# START OF Recorded information

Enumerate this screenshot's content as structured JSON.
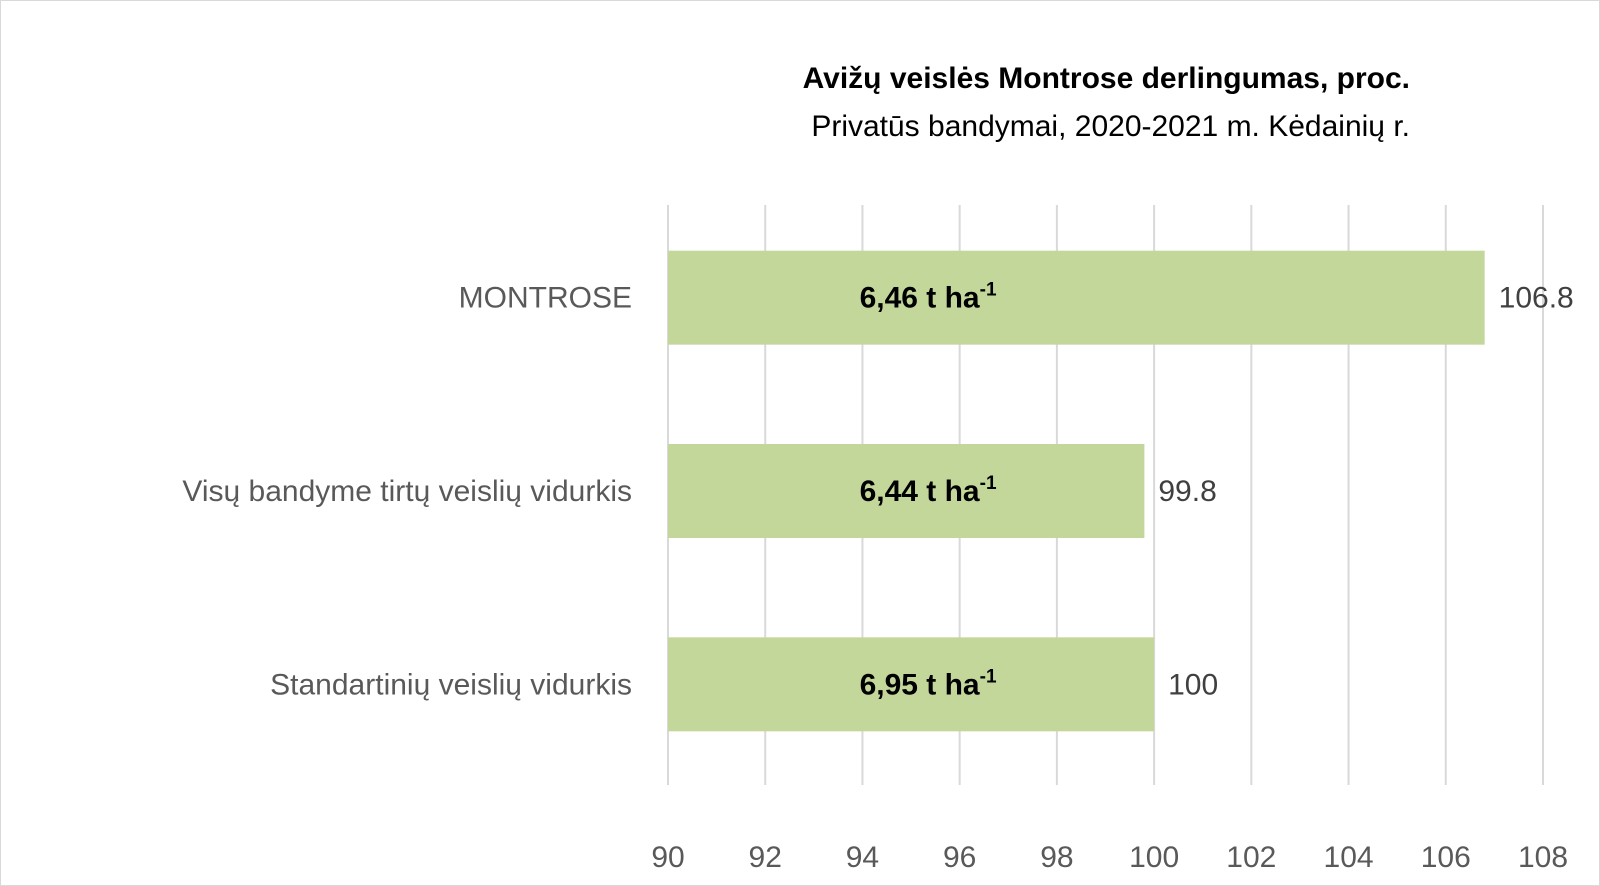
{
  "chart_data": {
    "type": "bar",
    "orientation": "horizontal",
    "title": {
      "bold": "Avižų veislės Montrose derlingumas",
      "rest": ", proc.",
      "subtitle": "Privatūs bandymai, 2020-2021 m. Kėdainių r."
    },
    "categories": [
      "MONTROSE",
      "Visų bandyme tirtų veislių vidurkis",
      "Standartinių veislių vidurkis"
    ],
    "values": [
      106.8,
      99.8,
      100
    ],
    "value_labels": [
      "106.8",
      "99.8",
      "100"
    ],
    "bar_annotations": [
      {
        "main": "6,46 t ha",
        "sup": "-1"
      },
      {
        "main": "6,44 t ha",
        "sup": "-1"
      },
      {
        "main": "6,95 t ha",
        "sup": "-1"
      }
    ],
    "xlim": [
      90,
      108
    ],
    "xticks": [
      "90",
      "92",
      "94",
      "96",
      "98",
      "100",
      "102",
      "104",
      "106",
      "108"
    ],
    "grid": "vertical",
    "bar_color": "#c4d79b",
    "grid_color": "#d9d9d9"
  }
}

# END OF Recorded information
# START OF Recorded information

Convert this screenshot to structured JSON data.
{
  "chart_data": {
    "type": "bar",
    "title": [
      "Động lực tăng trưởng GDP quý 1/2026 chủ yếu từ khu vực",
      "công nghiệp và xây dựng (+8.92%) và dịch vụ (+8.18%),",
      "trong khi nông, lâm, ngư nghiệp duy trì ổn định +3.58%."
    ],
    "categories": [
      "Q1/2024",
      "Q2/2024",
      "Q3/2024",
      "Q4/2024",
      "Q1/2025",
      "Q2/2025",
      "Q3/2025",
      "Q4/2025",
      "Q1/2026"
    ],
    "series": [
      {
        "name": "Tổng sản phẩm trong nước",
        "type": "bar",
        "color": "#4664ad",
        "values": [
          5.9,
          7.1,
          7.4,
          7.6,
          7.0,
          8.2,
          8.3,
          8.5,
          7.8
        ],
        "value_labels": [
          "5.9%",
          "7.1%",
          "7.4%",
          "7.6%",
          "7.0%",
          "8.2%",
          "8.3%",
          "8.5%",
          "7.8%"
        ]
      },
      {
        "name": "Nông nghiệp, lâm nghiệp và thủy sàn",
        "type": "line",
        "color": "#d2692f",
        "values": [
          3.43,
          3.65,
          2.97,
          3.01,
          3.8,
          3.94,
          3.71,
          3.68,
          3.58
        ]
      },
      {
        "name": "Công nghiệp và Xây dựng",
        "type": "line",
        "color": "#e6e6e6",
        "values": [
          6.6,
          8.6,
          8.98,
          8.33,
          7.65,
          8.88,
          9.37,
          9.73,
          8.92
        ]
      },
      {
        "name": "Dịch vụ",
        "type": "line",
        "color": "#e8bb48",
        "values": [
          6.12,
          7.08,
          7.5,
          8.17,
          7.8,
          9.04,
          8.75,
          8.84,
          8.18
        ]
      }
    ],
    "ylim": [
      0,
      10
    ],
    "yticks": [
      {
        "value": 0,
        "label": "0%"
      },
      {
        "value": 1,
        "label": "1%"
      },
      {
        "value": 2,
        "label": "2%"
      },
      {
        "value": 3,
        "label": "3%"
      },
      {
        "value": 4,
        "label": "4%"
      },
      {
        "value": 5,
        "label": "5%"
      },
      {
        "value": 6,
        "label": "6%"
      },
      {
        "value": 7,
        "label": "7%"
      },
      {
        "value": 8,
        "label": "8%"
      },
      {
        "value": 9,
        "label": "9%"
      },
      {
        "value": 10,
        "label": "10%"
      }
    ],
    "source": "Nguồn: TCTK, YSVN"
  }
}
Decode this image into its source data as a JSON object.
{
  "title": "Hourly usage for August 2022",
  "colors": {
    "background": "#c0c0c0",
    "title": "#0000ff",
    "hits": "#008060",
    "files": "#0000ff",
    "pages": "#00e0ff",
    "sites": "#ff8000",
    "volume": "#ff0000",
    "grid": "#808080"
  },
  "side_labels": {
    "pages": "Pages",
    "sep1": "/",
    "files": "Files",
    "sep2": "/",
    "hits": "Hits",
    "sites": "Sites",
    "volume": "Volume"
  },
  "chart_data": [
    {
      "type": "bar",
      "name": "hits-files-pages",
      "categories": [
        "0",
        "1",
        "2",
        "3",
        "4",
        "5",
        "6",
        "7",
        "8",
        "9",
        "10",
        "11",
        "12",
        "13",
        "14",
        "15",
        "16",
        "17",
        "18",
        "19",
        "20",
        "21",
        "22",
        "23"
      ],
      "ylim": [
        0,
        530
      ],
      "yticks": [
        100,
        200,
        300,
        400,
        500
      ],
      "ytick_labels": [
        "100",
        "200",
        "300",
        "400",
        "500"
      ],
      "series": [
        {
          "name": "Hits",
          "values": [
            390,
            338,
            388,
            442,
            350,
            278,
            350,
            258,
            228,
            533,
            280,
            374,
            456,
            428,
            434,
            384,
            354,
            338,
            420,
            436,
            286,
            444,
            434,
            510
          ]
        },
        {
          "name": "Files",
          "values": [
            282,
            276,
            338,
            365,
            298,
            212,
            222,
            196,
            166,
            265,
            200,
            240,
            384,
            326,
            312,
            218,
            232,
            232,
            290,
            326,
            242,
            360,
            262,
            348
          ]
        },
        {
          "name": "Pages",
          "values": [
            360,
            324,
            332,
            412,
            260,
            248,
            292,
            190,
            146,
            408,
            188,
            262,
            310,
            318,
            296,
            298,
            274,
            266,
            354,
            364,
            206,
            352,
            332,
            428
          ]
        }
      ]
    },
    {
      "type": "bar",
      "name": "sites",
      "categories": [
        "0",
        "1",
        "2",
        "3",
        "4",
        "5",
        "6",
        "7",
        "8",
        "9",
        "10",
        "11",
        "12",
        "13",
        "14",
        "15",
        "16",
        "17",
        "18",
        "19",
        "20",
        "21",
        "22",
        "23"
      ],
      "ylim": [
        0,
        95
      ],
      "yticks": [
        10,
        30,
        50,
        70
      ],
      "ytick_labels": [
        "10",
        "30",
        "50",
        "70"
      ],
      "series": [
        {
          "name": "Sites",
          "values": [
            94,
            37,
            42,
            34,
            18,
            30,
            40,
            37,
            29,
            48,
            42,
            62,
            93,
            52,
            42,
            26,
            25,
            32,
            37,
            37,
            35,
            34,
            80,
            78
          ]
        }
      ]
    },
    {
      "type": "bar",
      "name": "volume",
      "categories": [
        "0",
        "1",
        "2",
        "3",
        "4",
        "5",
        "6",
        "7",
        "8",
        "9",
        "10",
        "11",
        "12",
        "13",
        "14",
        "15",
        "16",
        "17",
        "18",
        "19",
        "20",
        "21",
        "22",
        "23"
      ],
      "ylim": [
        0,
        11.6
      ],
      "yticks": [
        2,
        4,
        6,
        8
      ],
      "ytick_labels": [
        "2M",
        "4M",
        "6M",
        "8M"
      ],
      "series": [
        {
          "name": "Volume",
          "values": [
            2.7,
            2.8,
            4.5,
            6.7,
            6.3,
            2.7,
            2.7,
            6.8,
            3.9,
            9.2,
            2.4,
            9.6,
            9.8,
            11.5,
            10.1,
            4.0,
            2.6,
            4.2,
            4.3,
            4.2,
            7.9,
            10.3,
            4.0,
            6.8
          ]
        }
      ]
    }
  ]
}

# END OF Recorded information

**Task statement**
Tell how many lines of the data above hold the string "veislių". Give only the number.

**Expected answer**
2